(Saved entries)

━━━━━━━━━━

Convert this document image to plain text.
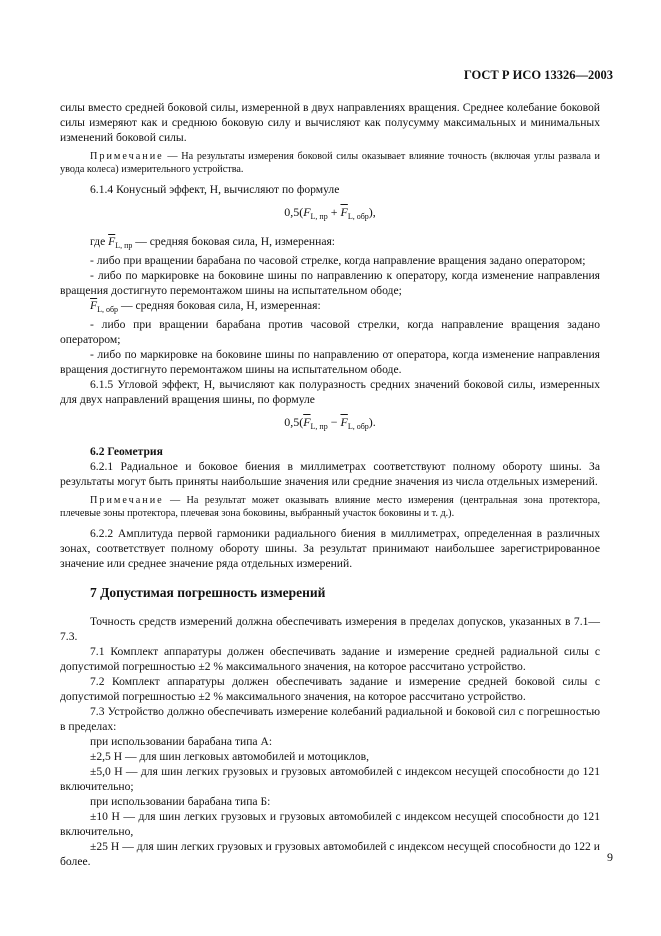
ГОСТ Р ИСО 13326—2003

силы вместо средней боковой силы, измеренной в двух направлениях вращения. Среднее колебание боковой силы измеряют как и среднюю боковую силу и вычисляют как полусумму максимальных и минимальных изменений боковой силы.

Примечание — На результаты измерения боковой силы оказывает влияние точность (включая углы развала и увода колеса) измерительного устройства.

6.1.4 Конусный эффект, Н, вычисляют по формуле

$0,5(F_{L, пр} + \overline{F}_{L, обр})$,

где $\overline{F}_{L, пр}$ — средняя боковая сила, Н, измеренная:

- либо при вращении барабана по часовой стрелке, когда направление вращения задано оператором;

- либо по маркировке на боковине шины по направлению к оператору, когда изменение направления вращения достигнуто перемонтажом шины на испытательном ободе;

$\overline{F}_{L, обр}$ — средняя боковая сила, Н, измеренная:

- либо при вращении барабана против часовой стрелки, когда направление вращения задано оператором;

- либо по маркировке на боковине шины по направлению от оператора, когда изменение направления вращения достигнуто перемонтажом шины на испытательном ободе.

6.1.5 Угловой эффект, Н, вычисляют как полуразность средних значений боковой силы, измеренных для двух направлений вращения шины, по формуле

$0,5(\overline{F}_{L, пр} - \overline{F}_{L, обр})$.

6.2 Геометрия

6.2.1 Радиальное и боковое биения в миллиметрах соответствуют полному обороту шины. За результаты могут быть приняты наибольшие значения или средние значения из числа отдельных измерений.

Примечание — На результат может оказывать влияние место измерения (центральная зона протектора, плечевые зоны протектора, плечевая зона боковины, выбранный участок боковины и т. д.).

6.2.2 Амплитуда первой гармоники радиального биения в миллиметрах, определенная в различных зонах, соответствует полному обороту шины. За результат принимают наибольшее зарегистрированное значение или среднее значение ряда отдельных измерений.

7 Допустимая погрешность измерений

Точность средств измерений должна обеспечивать измерения в пределах допусков, указанных в 7.1—7.3.

7.1 Комплект аппаратуры должен обеспечивать задание и измерение средней радиальной силы с допустимой погрешностью ±2 % максимального значения, на которое рассчитано устройство.

7.2 Комплект аппаратуры должен обеспечивать задание и измерение средней боковой силы с допустимой погрешностью ±2 % максимального значения, на которое рассчитано устройство.

7.3 Устройство должно обеспечивать измерение колебаний радиальной и боковой сил с погрешностью в пределах:

при использовании барабана типа А:

±2,5 Н — для шин легковых автомобилей и мотоциклов,

±5,0 Н — для шин легких грузовых и грузовых автомобилей с индексом несущей способности до 121 включительно;

при использовании барабана типа Б:

±10 Н — для шин легких грузовых и грузовых автомобилей с индексом несущей способности до 121 включительно,

±25 Н — для шин легких грузовых и грузовых автомобилей с индексом несущей способности до 122 и более.	9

━━━━━━━━━━

» TO BE DONE
From the listing above, copy every line that holds the string "испытательном".

» THE REPLY
- либо по маркировке на боковине шины по направлению к оператору, когда изменение направления вращения достигнуто перемонтажом шины на испытательном ободе;
- либо по маркировке на боковине шины по направлению от оператора, когда изменение направления вращения достигнуто перемонтажом шины на испытательном ободе.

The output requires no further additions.